Start of RECORD EXTRACTS

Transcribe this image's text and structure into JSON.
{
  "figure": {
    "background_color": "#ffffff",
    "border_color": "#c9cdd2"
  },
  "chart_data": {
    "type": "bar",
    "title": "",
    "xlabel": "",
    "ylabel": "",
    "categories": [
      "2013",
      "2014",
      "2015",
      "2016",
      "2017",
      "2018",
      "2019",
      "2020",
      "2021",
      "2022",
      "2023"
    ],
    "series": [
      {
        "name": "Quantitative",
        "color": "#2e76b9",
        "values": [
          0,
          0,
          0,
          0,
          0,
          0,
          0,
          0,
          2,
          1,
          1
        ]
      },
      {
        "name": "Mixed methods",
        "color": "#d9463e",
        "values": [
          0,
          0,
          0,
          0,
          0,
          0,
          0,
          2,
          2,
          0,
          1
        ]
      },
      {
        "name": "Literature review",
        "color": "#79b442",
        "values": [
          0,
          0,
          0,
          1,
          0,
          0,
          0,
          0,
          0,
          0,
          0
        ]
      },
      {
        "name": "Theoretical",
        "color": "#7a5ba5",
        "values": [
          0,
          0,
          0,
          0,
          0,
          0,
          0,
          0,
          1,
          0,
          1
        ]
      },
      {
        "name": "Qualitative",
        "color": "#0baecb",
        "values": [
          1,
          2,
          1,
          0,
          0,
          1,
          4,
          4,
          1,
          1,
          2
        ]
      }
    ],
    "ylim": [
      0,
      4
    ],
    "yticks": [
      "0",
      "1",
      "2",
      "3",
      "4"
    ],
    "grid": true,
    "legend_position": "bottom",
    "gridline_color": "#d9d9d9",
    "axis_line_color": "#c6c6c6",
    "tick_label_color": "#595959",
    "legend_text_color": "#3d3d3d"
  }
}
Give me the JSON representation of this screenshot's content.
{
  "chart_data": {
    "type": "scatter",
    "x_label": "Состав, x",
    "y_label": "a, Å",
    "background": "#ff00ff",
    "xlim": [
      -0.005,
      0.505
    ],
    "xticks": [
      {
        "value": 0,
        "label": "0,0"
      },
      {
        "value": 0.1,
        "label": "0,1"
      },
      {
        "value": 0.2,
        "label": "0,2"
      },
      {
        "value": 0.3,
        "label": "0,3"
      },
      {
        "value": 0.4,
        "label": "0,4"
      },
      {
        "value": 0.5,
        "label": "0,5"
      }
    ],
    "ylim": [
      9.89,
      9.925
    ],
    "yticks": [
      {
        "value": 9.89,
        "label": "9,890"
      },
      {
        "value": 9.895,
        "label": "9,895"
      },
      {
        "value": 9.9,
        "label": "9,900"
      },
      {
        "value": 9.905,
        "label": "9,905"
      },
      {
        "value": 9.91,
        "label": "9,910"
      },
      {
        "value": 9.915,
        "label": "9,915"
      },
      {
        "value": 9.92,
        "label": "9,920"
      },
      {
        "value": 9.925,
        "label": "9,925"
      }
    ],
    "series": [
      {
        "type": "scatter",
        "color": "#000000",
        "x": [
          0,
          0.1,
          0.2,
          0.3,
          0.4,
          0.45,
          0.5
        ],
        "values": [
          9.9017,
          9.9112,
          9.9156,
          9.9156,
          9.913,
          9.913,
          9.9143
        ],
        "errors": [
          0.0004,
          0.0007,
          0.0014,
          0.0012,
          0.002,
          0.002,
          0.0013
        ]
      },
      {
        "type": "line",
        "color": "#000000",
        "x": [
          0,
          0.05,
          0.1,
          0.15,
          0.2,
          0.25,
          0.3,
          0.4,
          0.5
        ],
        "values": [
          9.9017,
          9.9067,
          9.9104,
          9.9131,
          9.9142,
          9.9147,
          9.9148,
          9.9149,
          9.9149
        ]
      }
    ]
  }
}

End of RECORD EXTRACTS

§ REQUIREMENT
Copy out each line of the records where the string "type" appears.

§ THE COMPLETED TASK
    "type": "bar",
    "type": "scatter",
        "type": "scatter",
        "type": "line",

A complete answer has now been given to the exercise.